◆ TASK INPUTS ◆
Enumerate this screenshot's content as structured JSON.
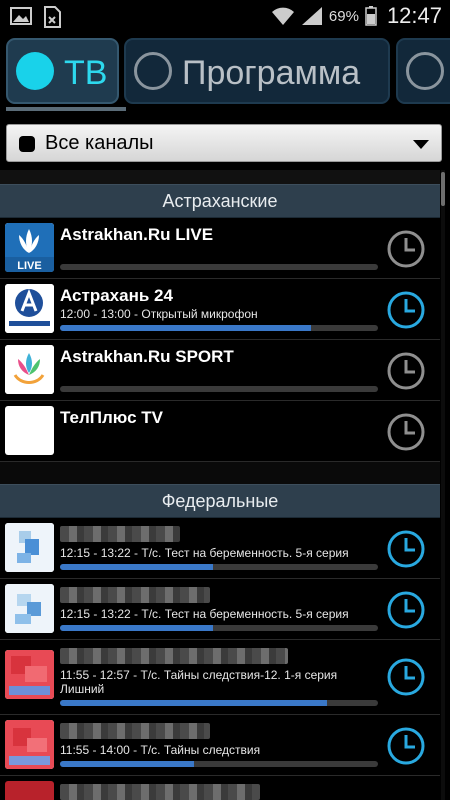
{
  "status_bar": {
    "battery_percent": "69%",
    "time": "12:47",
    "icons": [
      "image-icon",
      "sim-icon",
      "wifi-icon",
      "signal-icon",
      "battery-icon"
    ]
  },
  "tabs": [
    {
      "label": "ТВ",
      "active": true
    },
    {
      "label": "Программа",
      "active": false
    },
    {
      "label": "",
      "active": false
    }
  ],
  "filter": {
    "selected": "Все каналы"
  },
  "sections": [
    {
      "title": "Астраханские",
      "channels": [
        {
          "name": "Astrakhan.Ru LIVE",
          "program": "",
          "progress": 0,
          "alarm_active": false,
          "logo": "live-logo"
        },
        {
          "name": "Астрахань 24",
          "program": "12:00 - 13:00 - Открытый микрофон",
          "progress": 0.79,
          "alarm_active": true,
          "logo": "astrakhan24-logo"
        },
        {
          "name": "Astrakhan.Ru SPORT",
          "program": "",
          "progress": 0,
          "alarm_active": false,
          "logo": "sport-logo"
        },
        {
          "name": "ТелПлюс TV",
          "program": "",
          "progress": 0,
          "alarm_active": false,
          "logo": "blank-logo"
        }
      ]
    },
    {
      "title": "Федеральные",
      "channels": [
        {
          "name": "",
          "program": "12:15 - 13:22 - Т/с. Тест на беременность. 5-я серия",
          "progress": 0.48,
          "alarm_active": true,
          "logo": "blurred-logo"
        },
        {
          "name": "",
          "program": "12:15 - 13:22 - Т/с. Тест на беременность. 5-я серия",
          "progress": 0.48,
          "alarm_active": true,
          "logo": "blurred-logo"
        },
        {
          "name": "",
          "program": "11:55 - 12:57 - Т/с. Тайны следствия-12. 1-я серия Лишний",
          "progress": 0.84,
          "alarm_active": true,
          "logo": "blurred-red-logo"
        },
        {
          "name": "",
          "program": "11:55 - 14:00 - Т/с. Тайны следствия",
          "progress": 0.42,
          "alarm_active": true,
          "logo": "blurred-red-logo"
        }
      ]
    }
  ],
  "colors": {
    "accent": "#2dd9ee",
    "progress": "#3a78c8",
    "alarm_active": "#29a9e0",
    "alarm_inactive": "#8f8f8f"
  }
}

◆ WHAT IS REQUIRED ◆
Write out the whole listing again, exactly, with no pictures.

◆ RESULT ◆
Enumerate this screenshot's content as structured JSON.
{
  "status_bar": {
    "battery_percent": "69%",
    "time": "12:47",
    "icons": [
      "image-icon",
      "sim-icon",
      "wifi-icon",
      "signal-icon",
      "battery-icon"
    ]
  },
  "tabs": [
    {
      "label": "ТВ",
      "active": true
    },
    {
      "label": "Программа",
      "active": false
    },
    {
      "label": "",
      "active": false
    }
  ],
  "filter": {
    "selected": "Все каналы"
  },
  "sections": [
    {
      "title": "Астраханские",
      "channels": [
        {
          "name": "Astrakhan.Ru LIVE",
          "program": "",
          "progress": 0,
          "alarm_active": false,
          "logo": "live-logo"
        },
        {
          "name": "Астрахань 24",
          "program": "12:00 - 13:00 - Открытый микрофон",
          "progress": 0.79,
          "alarm_active": true,
          "logo": "astrakhan24-logo"
        },
        {
          "name": "Astrakhan.Ru SPORT",
          "program": "",
          "progress": 0,
          "alarm_active": false,
          "logo": "sport-logo"
        },
        {
          "name": "ТелПлюс TV",
          "program": "",
          "progress": 0,
          "alarm_active": false,
          "logo": "blank-logo"
        }
      ]
    },
    {
      "title": "Федеральные",
      "channels": [
        {
          "name": "",
          "program": "12:15 - 13:22 - Т/с. Тест на беременность. 5-я серия",
          "progress": 0.48,
          "alarm_active": true,
          "logo": "blurred-logo"
        },
        {
          "name": "",
          "program": "12:15 - 13:22 - Т/с. Тест на беременность. 5-я серия",
          "progress": 0.48,
          "alarm_active": true,
          "logo": "blurred-logo"
        },
        {
          "name": "",
          "program": "11:55 - 12:57 - Т/с. Тайны следствия-12. 1-я серия Лишний",
          "progress": 0.84,
          "alarm_active": true,
          "logo": "blurred-red-logo"
        },
        {
          "name": "",
          "program": "11:55 - 14:00 - Т/с. Тайны следствия",
          "progress": 0.42,
          "alarm_active": true,
          "logo": "blurred-red-logo"
        }
      ]
    }
  ],
  "colors": {
    "accent": "#2dd9ee",
    "progress": "#3a78c8",
    "alarm_active": "#29a9e0",
    "alarm_inactive": "#8f8f8f"
  }
}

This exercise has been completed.